MEMORIAS DE LA GUERRA COLONIAL

Ofrendas en Santuario Cristo da Piedade (Elvas)
con motivo de las Guerras Coloniales

Por Moisés Cayetano Rosado

Cuando me puse a leer el libro de Rui Rosado Vieira Em Angola uns semearam ventos outros colheram tempestades (Memórias da Guerra: 1961-1964) no sospechaba que sus 233 páginas me iban a entusiasmar hasta el punto de no querer interrumpir su lectura para abordar otras ocupaciones. Y es que el relato autobiográfico de Rui es la narración de un escritor bien dotado, un historiador experimentado y un hombre que sabe equilibrar su pasión con la moderación de la distancia.
De inmediato me llevó su lectura a otra bien querida: La ruta, de Arturo Barea, que reúne las cualidades de Rui y curiosamente sus circunstancias personales: escritor, conocedor de la historia, joven involucrado en una guerra colonial que detesta (en el caso de Barea, la Guerra de Marruecos, arrastrada por España de 1909 a 1927), militar a la fuerza, como sargento de milicias, y persona de arraigados principios progresistas.
Y ocurre que ambos se vieron en el mismo escenario: rodeados de una tropa peninsular mayoritariamente analfabeta, arrancada de sus pueblos de origen para servir “a la Patria” en un conflicto africano donde habían de enfrentarse a otros jóvenes también analfabetos y pobres, de remotas aldeas y tribus cerradas. Por detrás, propiciando el conflicto, sosteniéndolo: los grandes negociantes de las riquezas naturales de esas zonas invadidas, que en ningún caso corrían el peligro de estos jóvenes soldados a la fuerza -ni ellos ni sus hijos, que eran apartados de la contienda gracias a sus influencias y dinero-, viviendo en la metrópolis.
¿Qué se encontraban unos y otros, españoles en Marruecos y portugueses en Angola? Un territorio hostil, la amenaza constante de la guerra de guerrillas, y mucha hambre, mucha sed, mucho calor, mucha miseria por donde quiera que pasaran. Además, claro, las sangrientas confrontaciones que se llevaron la vida de tantos jóvenes inocentes, les dejaron gravemente mutilados de por vida y/o traumatizados psicológicamente en muchos casos para siempre.
Tal vez, la única diferencia evidente entre ambas autobiografías sea la del retrato de los mandos, tanto superiores, medios como subalternos de los ejércitos desplazados. Barea no ahorra críticas y denuncia la torpeza y altanería de gran parte de ellos, y sobre todo su enorme corrupción, pues gran número se enriquecía robando directamente en lo que podía: compra fraudulenta de equipamiento (pertrechos y construcciones de bases militares; comida de la tropa; infraestructura de comunicación, etc.), además de la vida inmoral y de prostíbulos en las ciudades más populosas, especialmente Melilla. Rui Rosado Vieira no presenta estas denuncias, sino a lo más pequeños roces personales o normales desahogos en los días de permiso en las ciudades.

EJERCICIO ESCRITO: Según el fragmento sobre las memorias de la guerra colonial, ¿entre qué años se prolongó la Guerra de Marruecos? El material no tiene ningún papel en esto.

CONJUNTO DE DATOS:
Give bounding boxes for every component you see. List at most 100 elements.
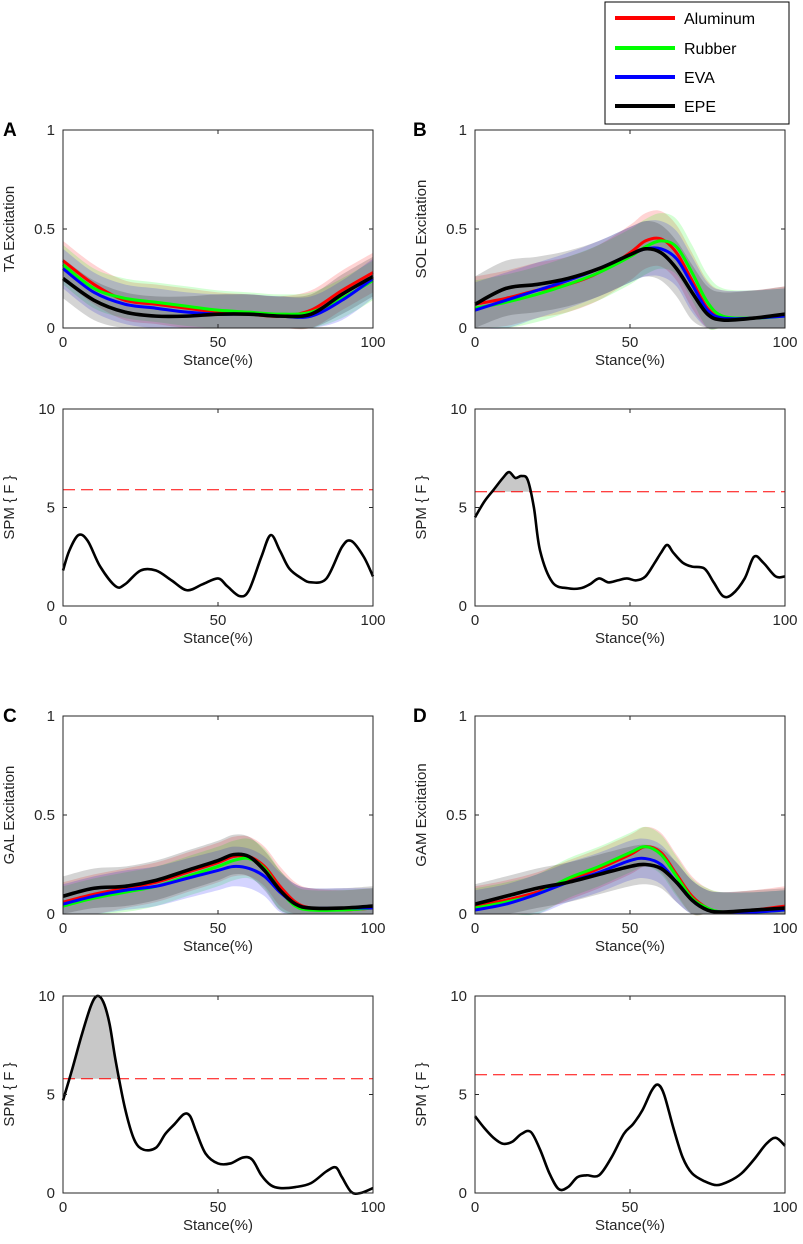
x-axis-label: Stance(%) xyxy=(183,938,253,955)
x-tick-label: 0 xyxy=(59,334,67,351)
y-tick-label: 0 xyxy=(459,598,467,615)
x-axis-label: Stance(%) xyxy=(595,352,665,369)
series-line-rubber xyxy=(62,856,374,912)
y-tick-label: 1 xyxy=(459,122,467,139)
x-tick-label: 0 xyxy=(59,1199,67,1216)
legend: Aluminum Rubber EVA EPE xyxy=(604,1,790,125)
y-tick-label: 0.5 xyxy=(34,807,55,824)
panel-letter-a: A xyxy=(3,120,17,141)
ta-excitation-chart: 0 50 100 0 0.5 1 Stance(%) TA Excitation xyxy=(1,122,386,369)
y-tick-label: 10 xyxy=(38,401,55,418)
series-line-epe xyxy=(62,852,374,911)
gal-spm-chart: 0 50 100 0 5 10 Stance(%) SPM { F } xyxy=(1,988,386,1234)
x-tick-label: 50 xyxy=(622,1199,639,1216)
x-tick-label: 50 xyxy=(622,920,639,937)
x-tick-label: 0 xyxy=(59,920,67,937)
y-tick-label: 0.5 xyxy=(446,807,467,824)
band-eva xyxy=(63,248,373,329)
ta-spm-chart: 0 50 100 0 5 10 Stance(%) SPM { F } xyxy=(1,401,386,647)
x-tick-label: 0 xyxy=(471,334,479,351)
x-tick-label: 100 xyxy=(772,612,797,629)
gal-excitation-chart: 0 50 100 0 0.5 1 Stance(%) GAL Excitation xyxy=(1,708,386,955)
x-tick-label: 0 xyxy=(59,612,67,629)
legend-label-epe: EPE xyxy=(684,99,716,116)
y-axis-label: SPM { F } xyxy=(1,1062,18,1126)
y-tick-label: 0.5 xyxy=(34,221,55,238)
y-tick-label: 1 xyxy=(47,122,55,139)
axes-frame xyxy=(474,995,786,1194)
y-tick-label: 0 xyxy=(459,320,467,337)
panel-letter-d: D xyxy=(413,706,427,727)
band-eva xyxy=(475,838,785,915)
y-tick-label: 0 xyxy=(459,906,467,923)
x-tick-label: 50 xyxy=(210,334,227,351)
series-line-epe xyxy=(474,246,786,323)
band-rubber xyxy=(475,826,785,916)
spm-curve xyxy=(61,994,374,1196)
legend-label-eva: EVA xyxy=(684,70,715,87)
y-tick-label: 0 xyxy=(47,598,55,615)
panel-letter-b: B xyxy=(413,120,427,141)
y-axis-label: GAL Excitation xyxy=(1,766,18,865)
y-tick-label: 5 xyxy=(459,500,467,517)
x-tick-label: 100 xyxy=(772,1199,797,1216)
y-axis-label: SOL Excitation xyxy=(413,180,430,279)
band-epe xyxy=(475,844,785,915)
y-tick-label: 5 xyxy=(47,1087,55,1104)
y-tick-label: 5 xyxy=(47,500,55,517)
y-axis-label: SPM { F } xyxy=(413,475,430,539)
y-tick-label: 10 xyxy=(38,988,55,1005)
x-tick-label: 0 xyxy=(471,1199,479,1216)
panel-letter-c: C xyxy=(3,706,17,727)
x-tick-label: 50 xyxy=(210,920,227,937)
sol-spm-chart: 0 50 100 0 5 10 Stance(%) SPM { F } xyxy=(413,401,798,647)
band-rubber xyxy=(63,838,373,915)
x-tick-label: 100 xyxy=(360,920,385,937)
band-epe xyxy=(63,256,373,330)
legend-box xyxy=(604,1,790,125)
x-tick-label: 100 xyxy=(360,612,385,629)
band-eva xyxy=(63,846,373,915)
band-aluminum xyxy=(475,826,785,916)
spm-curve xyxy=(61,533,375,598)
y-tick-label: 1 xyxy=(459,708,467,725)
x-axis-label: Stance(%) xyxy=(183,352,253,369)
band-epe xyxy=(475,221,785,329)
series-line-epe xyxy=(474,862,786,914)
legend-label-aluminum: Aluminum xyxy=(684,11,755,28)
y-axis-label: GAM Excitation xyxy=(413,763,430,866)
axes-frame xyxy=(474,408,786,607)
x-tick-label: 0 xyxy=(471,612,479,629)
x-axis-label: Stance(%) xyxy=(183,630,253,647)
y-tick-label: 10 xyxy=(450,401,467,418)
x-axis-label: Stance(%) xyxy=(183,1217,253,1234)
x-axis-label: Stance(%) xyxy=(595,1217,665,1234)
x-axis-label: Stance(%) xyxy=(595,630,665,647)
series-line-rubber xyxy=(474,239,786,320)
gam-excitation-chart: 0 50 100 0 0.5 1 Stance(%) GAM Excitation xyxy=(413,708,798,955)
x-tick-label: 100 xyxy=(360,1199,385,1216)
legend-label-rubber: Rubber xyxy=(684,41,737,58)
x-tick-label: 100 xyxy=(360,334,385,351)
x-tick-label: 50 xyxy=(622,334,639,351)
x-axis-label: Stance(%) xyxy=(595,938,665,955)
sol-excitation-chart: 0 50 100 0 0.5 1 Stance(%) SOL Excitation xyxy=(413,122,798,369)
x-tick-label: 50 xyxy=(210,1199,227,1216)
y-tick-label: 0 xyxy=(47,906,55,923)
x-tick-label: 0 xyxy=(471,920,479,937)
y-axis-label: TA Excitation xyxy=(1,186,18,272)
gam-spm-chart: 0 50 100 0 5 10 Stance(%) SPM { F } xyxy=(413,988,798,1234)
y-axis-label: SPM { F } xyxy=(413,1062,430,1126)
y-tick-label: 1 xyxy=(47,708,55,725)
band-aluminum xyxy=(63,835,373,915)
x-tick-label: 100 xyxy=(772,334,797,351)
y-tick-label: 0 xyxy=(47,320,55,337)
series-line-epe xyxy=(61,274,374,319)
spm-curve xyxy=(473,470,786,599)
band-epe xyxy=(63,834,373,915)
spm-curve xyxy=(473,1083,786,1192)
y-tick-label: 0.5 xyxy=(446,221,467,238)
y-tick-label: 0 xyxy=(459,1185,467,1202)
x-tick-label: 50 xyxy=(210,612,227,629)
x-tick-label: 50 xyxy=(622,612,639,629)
--
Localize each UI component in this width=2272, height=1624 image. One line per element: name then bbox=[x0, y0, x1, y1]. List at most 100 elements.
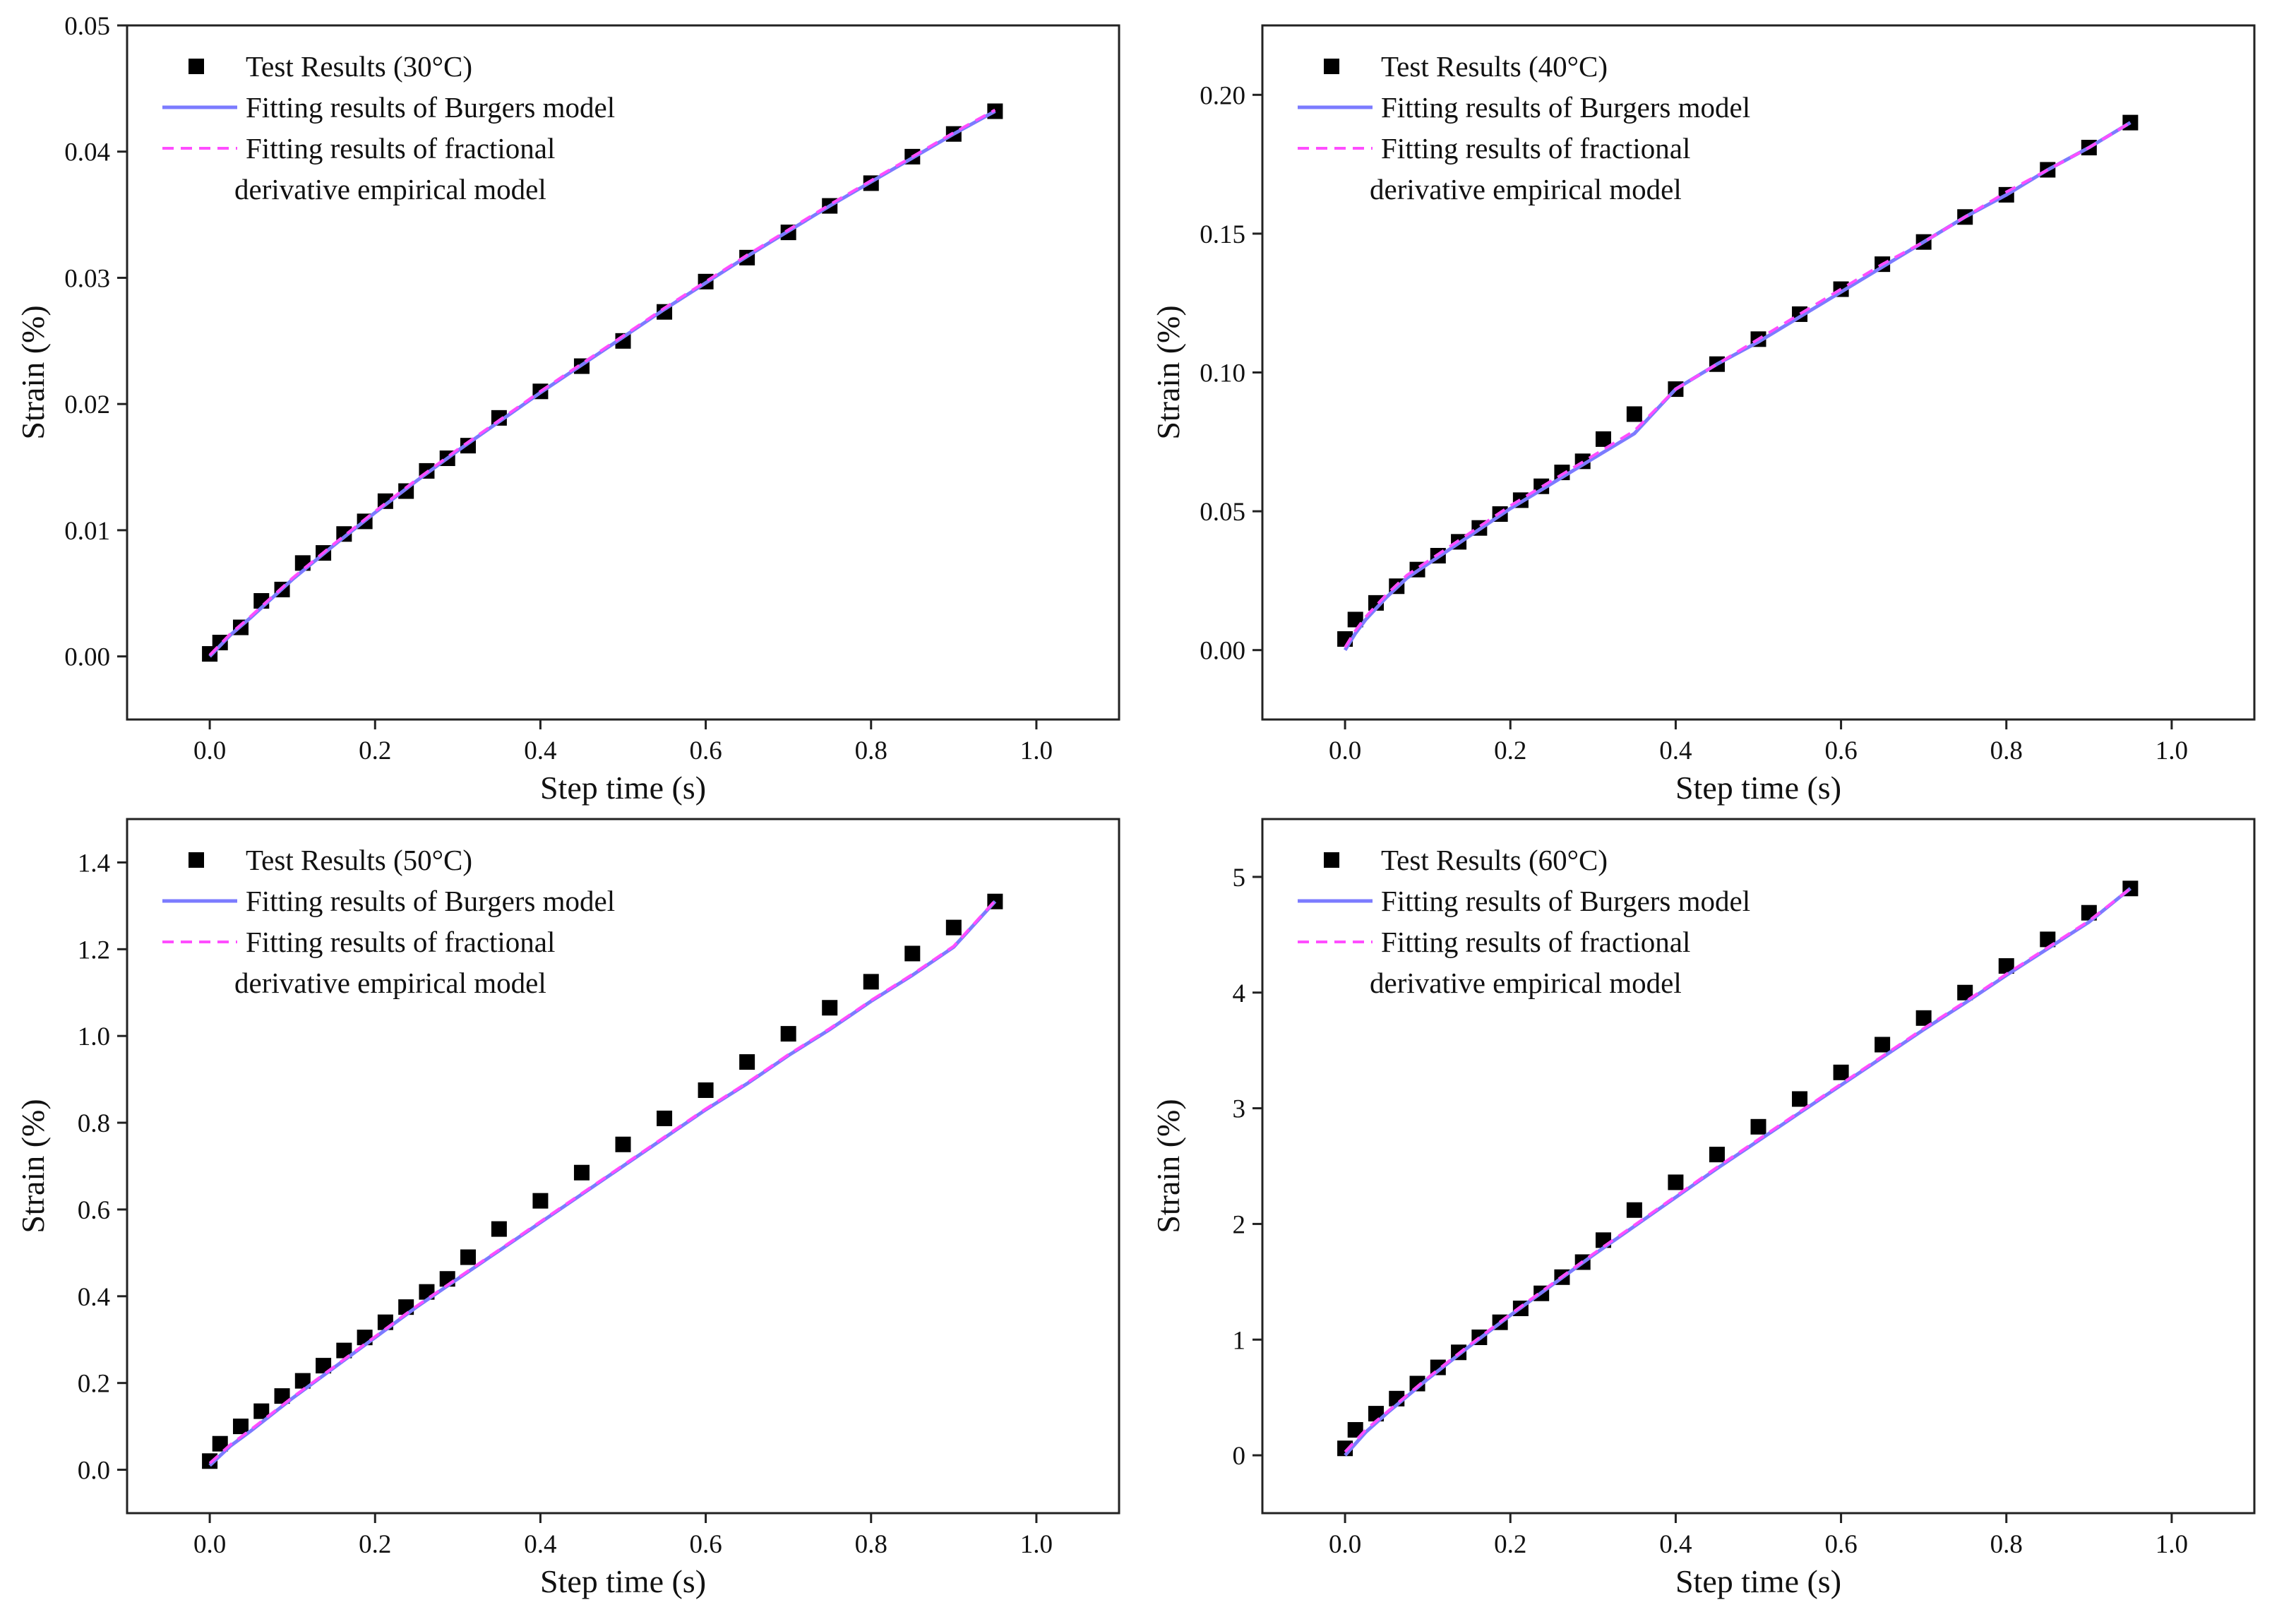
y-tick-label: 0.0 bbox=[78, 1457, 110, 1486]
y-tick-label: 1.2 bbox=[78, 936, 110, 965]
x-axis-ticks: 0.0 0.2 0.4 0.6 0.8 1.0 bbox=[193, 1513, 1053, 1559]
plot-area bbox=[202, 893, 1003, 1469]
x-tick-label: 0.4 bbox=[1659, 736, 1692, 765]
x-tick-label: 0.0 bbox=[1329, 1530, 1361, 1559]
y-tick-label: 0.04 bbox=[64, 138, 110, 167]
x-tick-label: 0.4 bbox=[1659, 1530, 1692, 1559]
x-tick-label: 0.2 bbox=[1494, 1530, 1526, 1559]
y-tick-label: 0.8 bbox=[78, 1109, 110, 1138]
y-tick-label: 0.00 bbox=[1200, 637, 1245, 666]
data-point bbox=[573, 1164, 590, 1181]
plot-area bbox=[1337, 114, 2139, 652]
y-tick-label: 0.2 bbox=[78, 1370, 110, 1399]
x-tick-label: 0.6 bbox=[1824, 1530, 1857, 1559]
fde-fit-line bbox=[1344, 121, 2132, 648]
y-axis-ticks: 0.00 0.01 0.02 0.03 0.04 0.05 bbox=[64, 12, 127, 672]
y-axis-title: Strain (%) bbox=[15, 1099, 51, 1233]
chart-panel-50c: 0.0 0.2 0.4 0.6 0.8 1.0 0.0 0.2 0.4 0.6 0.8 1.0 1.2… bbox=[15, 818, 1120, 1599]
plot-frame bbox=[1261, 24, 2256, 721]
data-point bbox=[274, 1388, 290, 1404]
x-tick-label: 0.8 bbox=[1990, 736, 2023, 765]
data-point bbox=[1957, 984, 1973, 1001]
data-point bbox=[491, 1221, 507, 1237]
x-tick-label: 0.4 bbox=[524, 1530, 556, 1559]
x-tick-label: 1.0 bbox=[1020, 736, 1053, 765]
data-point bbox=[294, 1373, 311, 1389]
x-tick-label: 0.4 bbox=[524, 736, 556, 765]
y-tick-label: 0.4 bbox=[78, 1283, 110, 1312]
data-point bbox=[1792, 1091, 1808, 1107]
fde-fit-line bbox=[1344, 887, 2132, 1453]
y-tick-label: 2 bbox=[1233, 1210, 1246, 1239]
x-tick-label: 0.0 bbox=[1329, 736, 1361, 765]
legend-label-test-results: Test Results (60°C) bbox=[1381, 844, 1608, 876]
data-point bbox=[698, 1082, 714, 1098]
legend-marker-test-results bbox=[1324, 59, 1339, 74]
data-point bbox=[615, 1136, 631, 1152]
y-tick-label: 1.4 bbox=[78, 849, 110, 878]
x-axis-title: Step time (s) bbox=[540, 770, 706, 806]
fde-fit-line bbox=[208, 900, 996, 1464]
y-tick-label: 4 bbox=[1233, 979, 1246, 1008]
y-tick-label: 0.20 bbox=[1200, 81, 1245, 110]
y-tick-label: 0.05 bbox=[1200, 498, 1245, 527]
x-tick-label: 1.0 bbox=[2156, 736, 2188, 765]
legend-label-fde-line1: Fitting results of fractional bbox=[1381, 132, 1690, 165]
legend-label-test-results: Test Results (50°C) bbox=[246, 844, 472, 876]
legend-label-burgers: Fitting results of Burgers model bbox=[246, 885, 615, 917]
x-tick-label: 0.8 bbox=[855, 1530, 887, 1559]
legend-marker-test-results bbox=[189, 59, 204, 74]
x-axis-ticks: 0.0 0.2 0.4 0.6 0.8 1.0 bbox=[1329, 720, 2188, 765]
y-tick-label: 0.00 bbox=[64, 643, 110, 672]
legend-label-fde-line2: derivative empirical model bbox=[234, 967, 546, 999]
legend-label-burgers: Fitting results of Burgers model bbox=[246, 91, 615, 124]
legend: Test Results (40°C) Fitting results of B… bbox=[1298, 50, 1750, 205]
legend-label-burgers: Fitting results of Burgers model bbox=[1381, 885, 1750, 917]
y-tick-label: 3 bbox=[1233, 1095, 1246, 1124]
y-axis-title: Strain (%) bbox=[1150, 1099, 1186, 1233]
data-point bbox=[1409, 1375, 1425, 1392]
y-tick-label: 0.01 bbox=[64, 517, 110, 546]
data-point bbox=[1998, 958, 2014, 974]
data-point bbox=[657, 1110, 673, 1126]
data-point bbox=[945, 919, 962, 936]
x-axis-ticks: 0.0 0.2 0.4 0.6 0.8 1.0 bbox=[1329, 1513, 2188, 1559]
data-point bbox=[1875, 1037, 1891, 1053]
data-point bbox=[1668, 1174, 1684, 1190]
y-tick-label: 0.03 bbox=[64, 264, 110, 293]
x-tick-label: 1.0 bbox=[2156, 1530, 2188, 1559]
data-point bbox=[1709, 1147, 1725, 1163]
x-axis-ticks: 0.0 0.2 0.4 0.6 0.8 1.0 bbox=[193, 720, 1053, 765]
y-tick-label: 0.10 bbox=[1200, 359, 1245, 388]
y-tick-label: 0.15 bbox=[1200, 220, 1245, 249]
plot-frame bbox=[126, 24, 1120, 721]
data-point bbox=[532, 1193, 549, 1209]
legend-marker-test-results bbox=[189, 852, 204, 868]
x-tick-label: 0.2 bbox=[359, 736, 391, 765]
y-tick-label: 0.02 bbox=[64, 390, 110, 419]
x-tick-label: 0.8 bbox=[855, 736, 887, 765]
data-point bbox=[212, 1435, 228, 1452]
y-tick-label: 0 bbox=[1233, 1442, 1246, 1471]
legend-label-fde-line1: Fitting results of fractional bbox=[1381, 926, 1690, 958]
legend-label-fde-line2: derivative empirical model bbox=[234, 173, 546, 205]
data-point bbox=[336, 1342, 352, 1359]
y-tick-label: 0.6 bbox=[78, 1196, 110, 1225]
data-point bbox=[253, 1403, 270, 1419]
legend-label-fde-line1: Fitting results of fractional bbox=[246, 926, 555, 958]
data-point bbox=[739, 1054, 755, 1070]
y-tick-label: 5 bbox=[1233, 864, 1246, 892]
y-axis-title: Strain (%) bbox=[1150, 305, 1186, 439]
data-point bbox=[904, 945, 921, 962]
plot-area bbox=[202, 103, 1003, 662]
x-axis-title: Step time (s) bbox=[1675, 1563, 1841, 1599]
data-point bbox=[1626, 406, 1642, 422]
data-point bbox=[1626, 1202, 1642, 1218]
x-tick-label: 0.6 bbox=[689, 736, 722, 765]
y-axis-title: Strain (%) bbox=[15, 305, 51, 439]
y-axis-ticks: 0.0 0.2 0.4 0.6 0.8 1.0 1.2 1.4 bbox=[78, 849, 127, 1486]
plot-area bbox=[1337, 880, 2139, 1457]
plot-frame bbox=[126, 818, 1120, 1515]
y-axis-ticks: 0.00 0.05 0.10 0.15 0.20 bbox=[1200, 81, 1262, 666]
...
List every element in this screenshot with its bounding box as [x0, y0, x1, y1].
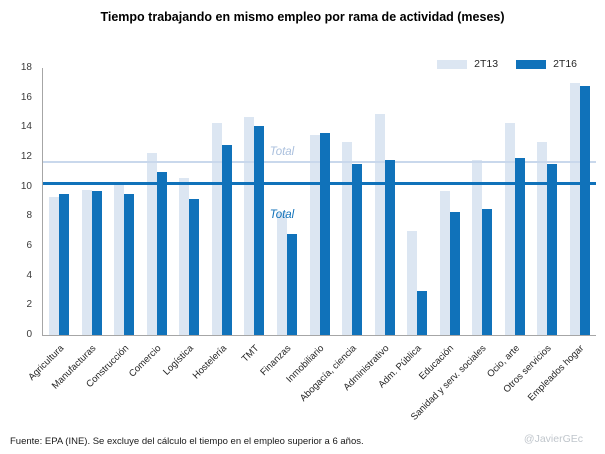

RESPUESTA AL EJERCICIO: De 1909 a 1927.